--- START OF Input records ---

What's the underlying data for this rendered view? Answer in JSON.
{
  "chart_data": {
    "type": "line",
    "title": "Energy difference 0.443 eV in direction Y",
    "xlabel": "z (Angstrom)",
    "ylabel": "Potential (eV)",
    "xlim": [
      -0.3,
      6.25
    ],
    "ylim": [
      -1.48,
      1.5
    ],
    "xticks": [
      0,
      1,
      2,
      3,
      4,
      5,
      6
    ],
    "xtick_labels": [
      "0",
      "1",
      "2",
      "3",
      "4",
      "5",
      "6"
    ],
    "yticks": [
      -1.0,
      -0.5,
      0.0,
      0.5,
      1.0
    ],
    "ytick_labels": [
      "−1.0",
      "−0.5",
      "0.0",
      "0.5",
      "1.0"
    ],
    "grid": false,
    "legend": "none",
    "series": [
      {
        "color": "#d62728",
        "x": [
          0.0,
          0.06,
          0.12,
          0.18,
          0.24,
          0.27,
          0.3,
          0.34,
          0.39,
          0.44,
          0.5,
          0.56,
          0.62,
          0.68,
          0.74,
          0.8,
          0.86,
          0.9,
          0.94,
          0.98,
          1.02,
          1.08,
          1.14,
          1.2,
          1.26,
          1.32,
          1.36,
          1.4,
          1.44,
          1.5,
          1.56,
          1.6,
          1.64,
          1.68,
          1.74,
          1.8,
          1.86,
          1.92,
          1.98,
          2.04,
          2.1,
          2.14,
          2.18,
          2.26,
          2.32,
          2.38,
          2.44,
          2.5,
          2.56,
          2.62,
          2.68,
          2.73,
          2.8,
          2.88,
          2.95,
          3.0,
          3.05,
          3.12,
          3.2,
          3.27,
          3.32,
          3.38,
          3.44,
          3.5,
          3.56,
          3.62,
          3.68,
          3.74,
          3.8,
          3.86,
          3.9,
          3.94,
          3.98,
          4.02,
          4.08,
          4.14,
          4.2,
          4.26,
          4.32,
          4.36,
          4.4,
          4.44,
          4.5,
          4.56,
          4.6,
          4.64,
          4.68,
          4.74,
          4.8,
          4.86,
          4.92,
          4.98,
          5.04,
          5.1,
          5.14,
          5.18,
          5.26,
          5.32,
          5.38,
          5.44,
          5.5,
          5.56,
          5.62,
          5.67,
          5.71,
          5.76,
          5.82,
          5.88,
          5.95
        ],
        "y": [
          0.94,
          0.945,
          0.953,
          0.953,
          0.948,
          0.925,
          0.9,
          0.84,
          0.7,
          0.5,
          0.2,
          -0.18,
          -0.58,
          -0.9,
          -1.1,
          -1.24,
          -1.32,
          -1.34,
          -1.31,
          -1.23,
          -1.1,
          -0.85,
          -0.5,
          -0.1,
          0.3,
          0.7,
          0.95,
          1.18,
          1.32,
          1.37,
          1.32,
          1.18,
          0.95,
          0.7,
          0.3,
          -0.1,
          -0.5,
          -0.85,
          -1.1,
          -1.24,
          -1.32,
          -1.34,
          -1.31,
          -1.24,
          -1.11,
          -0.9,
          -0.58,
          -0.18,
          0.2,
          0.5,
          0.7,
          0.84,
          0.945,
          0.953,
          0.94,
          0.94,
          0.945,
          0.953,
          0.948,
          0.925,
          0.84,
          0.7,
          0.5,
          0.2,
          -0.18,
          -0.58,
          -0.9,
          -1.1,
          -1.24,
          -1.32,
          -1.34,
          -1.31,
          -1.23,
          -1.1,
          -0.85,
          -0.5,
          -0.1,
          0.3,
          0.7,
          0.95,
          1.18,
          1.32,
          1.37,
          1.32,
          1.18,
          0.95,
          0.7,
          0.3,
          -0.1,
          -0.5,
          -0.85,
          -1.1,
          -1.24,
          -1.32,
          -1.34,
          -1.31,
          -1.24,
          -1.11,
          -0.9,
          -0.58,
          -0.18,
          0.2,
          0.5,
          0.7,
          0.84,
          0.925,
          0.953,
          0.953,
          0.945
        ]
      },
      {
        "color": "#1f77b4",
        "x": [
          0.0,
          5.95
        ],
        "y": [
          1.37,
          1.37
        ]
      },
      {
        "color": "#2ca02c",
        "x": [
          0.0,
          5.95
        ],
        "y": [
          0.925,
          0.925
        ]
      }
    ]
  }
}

--- END OF Input records ---

**Problem details:**
Repeat the records exactly, including every line.

**Answer to this exercise:**
What's the underlying data for this rendered view? Answer in JSON.
{
  "chart_data": {
    "type": "line",
    "title": "Energy difference 0.443 eV in direction Y",
    "xlabel": "z (Angstrom)",
    "ylabel": "Potential (eV)",
    "xlim": [
      -0.3,
      6.25
    ],
    "ylim": [
      -1.48,
      1.5
    ],
    "xticks": [
      0,
      1,
      2,
      3,
      4,
      5,
      6
    ],
    "xtick_labels": [
      "0",
      "1",
      "2",
      "3",
      "4",
      "5",
      "6"
    ],
    "yticks": [
      -1.0,
      -0.5,
      0.0,
      0.5,
      1.0
    ],
    "ytick_labels": [
      "−1.0",
      "−0.5",
      "0.0",
      "0.5",
      "1.0"
    ],
    "grid": false,
    "legend": "none",
    "series": [
      {
        "color": "#d62728",
        "x": [
          0.0,
          0.06,
          0.12,
          0.18,
          0.24,
          0.27,
          0.3,
          0.34,
          0.39,
          0.44,
          0.5,
          0.56,
          0.62,
          0.68,
          0.74,
          0.8,
          0.86,
          0.9,
          0.94,
          0.98,
          1.02,
          1.08,
          1.14,
          1.2,
          1.26,
          1.32,
          1.36,
          1.4,
          1.44,
          1.5,
          1.56,
          1.6,
          1.64,
          1.68,
          1.74,
          1.8,
          1.86,
          1.92,
          1.98,
          2.04,
          2.1,
          2.14,
          2.18,
          2.26,
          2.32,
          2.38,
          2.44,
          2.5,
          2.56,
          2.62,
          2.68,
          2.73,
          2.8,
          2.88,
          2.95,
          3.0,
          3.05,
          3.12,
          3.2,
          3.27,
          3.32,
          3.38,
          3.44,
          3.5,
          3.56,
          3.62,
          3.68,
          3.74,
          3.8,
          3.86,
          3.9,
          3.94,
          3.98,
          4.02,
          4.08,
          4.14,
          4.2,
          4.26,
          4.32,
          4.36,
          4.4,
          4.44,
          4.5,
          4.56,
          4.6,
          4.64,
          4.68,
          4.74,
          4.8,
          4.86,
          4.92,
          4.98,
          5.04,
          5.1,
          5.14,
          5.18,
          5.26,
          5.32,
          5.38,
          5.44,
          5.5,
          5.56,
          5.62,
          5.67,
          5.71,
          5.76,
          5.82,
          5.88,
          5.95
        ],
        "y": [
          0.94,
          0.945,
          0.953,
          0.953,
          0.948,
          0.925,
          0.9,
          0.84,
          0.7,
          0.5,
          0.2,
          -0.18,
          -0.58,
          -0.9,
          -1.1,
          -1.24,
          -1.32,
          -1.34,
          -1.31,
          -1.23,
          -1.1,
          -0.85,
          -0.5,
          -0.1,
          0.3,
          0.7,
          0.95,
          1.18,
          1.32,
          1.37,
          1.32,
          1.18,
          0.95,
          0.7,
          0.3,
          -0.1,
          -0.5,
          -0.85,
          -1.1,
          -1.24,
          -1.32,
          -1.34,
          -1.31,
          -1.24,
          -1.11,
          -0.9,
          -0.58,
          -0.18,
          0.2,
          0.5,
          0.7,
          0.84,
          0.945,
          0.953,
          0.94,
          0.94,
          0.945,
          0.953,
          0.948,
          0.925,
          0.84,
          0.7,
          0.5,
          0.2,
          -0.18,
          -0.58,
          -0.9,
          -1.1,
          -1.24,
          -1.32,
          -1.34,
          -1.31,
          -1.23,
          -1.1,
          -0.85,
          -0.5,
          -0.1,
          0.3,
          0.7,
          0.95,
          1.18,
          1.32,
          1.37,
          1.32,
          1.18,
          0.95,
          0.7,
          0.3,
          -0.1,
          -0.5,
          -0.85,
          -1.1,
          -1.24,
          -1.32,
          -1.34,
          -1.31,
          -1.24,
          -1.11,
          -0.9,
          -0.58,
          -0.18,
          0.2,
          0.5,
          0.7,
          0.84,
          0.925,
          0.953,
          0.953,
          0.945
        ]
      },
      {
        "color": "#1f77b4",
        "x": [
          0.0,
          5.95
        ],
        "y": [
          1.37,
          1.37
        ]
      },
      {
        "color": "#2ca02c",
        "x": [
          0.0,
          5.95
        ],
        "y": [
          0.925,
          0.925
        ]
      }
    ]
  }
}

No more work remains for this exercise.